> _Rows_:
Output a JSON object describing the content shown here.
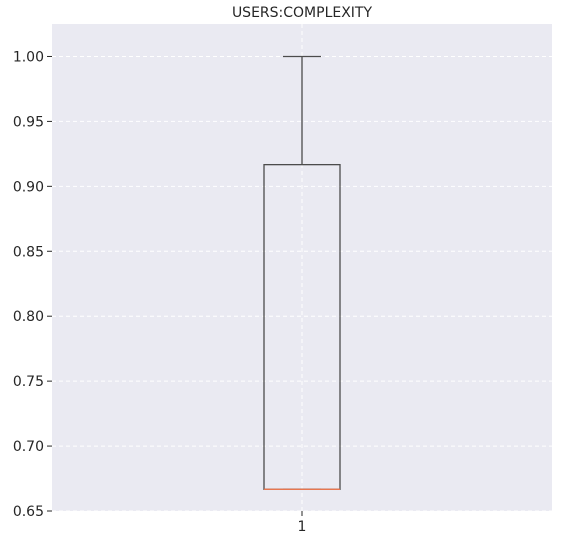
{
  "chart_data": {
    "type": "box",
    "title": "USERS:COMPLEXITY",
    "xlabel": "",
    "ylabel": "",
    "categories": [
      "1"
    ],
    "ylim": [
      0.65,
      1.0
    ],
    "yticks": [
      "0.65",
      "0.70",
      "0.75",
      "0.80",
      "0.85",
      "0.90",
      "0.95",
      "1.00"
    ],
    "grid": true,
    "boxes": [
      {
        "category": "1",
        "whisker_low": 0.6667,
        "q1": 0.6667,
        "median": 0.6667,
        "q3": 0.9167,
        "whisker_high": 1.0
      }
    ],
    "colors": {
      "plot_background": "#EAEAF2",
      "grid": "#FFFFFF",
      "box": "#4C4C4C",
      "median": "#E8764F",
      "text": "#262626"
    }
  }
}
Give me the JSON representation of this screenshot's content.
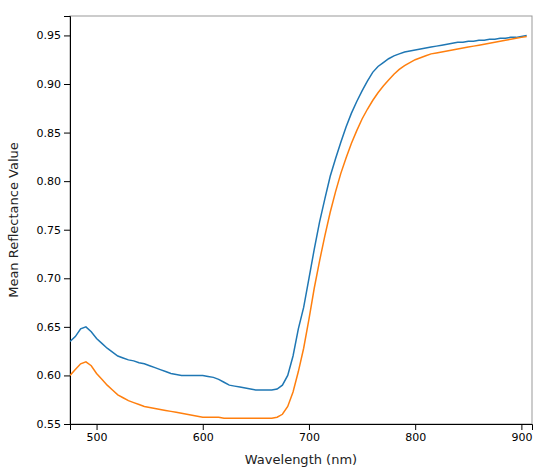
{
  "chart_data": {
    "type": "line",
    "xlabel": "Wavelength (nm)",
    "ylabel": "Mean Reflectance Value",
    "xlim": [
      475,
      910
    ],
    "ylim": [
      0.55,
      0.97
    ],
    "xticks": [
      500,
      600,
      700,
      800,
      900
    ],
    "yticks": [
      0.55,
      {
        "value": 0.6,
        "label": "0.60"
      },
      0.65,
      {
        "value": 0.7,
        "label": "0.70"
      },
      0.75,
      {
        "value": 0.8,
        "label": "0.80"
      },
      0.85,
      {
        "value": 0.9,
        "label": "0.90"
      },
      0.95
    ],
    "grid": false,
    "x": [
      475,
      480,
      485,
      490,
      495,
      500,
      505,
      510,
      515,
      520,
      525,
      530,
      535,
      540,
      545,
      550,
      555,
      560,
      565,
      570,
      575,
      580,
      585,
      590,
      595,
      600,
      605,
      610,
      615,
      620,
      625,
      630,
      635,
      640,
      645,
      650,
      655,
      660,
      665,
      670,
      675,
      680,
      685,
      690,
      695,
      700,
      705,
      710,
      715,
      720,
      725,
      730,
      735,
      740,
      745,
      750,
      755,
      760,
      765,
      770,
      775,
      780,
      785,
      790,
      795,
      800,
      805,
      810,
      815,
      820,
      825,
      830,
      835,
      840,
      845,
      850,
      855,
      860,
      865,
      870,
      875,
      880,
      885,
      890,
      895,
      900,
      905
    ],
    "series": [
      {
        "color": "#1f77b4",
        "values": [
          0.635,
          0.64,
          0.648,
          0.65,
          0.645,
          0.638,
          0.633,
          0.628,
          0.624,
          0.62,
          0.618,
          0.616,
          0.615,
          0.613,
          0.612,
          0.61,
          0.608,
          0.606,
          0.604,
          0.602,
          0.601,
          0.6,
          0.6,
          0.6,
          0.6,
          0.6,
          0.599,
          0.598,
          0.596,
          0.593,
          0.59,
          0.589,
          0.588,
          0.587,
          0.586,
          0.585,
          0.585,
          0.585,
          0.585,
          0.586,
          0.59,
          0.6,
          0.62,
          0.648,
          0.67,
          0.7,
          0.73,
          0.758,
          0.782,
          0.805,
          0.823,
          0.84,
          0.856,
          0.87,
          0.882,
          0.893,
          0.903,
          0.912,
          0.918,
          0.922,
          0.926,
          0.929,
          0.931,
          0.933,
          0.934,
          0.935,
          0.936,
          0.937,
          0.938,
          0.939,
          0.94,
          0.941,
          0.942,
          0.943,
          0.943,
          0.944,
          0.944,
          0.945,
          0.945,
          0.946,
          0.946,
          0.947,
          0.947,
          0.948,
          0.948,
          0.949,
          0.95
        ]
      },
      {
        "color": "#ff7f0e",
        "values": [
          0.6,
          0.606,
          0.612,
          0.614,
          0.61,
          0.602,
          0.596,
          0.59,
          0.585,
          0.58,
          0.577,
          0.574,
          0.572,
          0.57,
          0.568,
          0.567,
          0.566,
          0.565,
          0.564,
          0.563,
          0.562,
          0.561,
          0.56,
          0.559,
          0.558,
          0.557,
          0.557,
          0.557,
          0.557,
          0.556,
          0.556,
          0.556,
          0.556,
          0.556,
          0.556,
          0.556,
          0.556,
          0.556,
          0.556,
          0.557,
          0.56,
          0.568,
          0.583,
          0.604,
          0.628,
          0.658,
          0.69,
          0.718,
          0.744,
          0.768,
          0.789,
          0.808,
          0.824,
          0.839,
          0.852,
          0.864,
          0.874,
          0.883,
          0.891,
          0.898,
          0.904,
          0.91,
          0.915,
          0.919,
          0.922,
          0.925,
          0.927,
          0.929,
          0.931,
          0.932,
          0.933,
          0.934,
          0.935,
          0.936,
          0.937,
          0.938,
          0.939,
          0.94,
          0.941,
          0.942,
          0.943,
          0.944,
          0.945,
          0.946,
          0.947,
          0.948,
          0.949
        ]
      }
    ]
  }
}
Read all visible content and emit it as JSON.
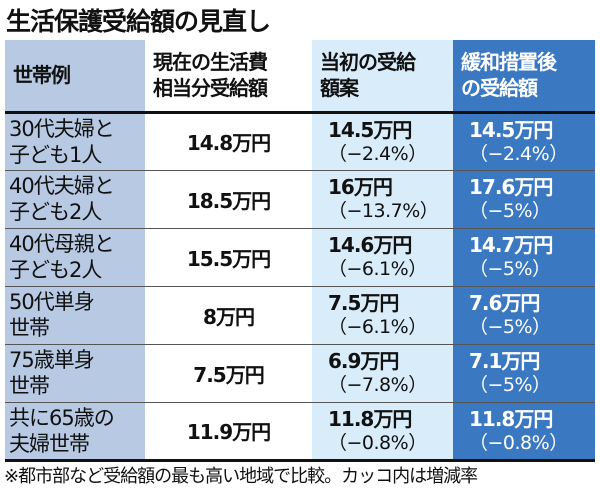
{
  "title": "生活保護受給額の見直し",
  "headers": [
    "世帯例",
    "現在の生活費\n相当分受給額",
    "当初の受給\n額案",
    "緩和措置後\nの受給額"
  ],
  "rows": [
    {
      "household": "30代夫婦と子ども1人",
      "current": "14.8万円",
      "initial": "14.5万円",
      "initial_change": "（−2.4%）",
      "eased": "14.5万円",
      "eased_change": "（−2.4%）"
    },
    {
      "household": "40代夫婦と子ども2人",
      "current": "18.5万円",
      "initial": "16万円",
      "initial_change": "（−13.7%）",
      "eased": "17.6万円",
      "eased_change": "（−5%）"
    },
    {
      "household": "40代母親と子ども2人",
      "current": "15.5万円",
      "initial": "14.6万円",
      "initial_change": "（−6.1%）",
      "eased": "14.7万円",
      "eased_change": "（−5%）"
    },
    {
      "household": "50代単身世帯",
      "current": "8万円",
      "initial": "7.5万円",
      "initial_change": "（−6.1%）",
      "eased": "7.6万円",
      "eased_change": "（−5%）"
    },
    {
      "household": "75歳単身世帯",
      "current": "7.5万円",
      "initial": "6.9万円",
      "initial_change": "（−7.8%）",
      "eased": "7.1万円",
      "eased_change": "（−5%）"
    },
    {
      "household": "共に65歳の夫婦世帯",
      "current": "11.9万円",
      "initial": "11.8万円",
      "initial_change": "（−0.8%）",
      "eased": "11.8万円",
      "eased_change": "（−0.8%）"
    }
  ],
  "household_lines": [
    [
      "30代夫婦と",
      "子ども1人"
    ],
    [
      "40代夫婦と",
      "子ども2人"
    ],
    [
      "40代母親と",
      "子ども2人"
    ],
    [
      "50代単身",
      "世帯"
    ],
    [
      "75歳単身",
      "世帯"
    ],
    [
      "共に65歳の",
      "夫婦世帯"
    ]
  ],
  "footnote": "※都市部など受給額の最も高い地域で比較。カッコ内は増減率",
  "colors": {
    "col_household": "#b8cae3",
    "col_initial": "#d9ecfa",
    "col_eased": "#3b78c2"
  }
}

> _Requirement_:
Report the number of lines in the listing above that include the word "JSON", and nothing else.

> _Written response_:
3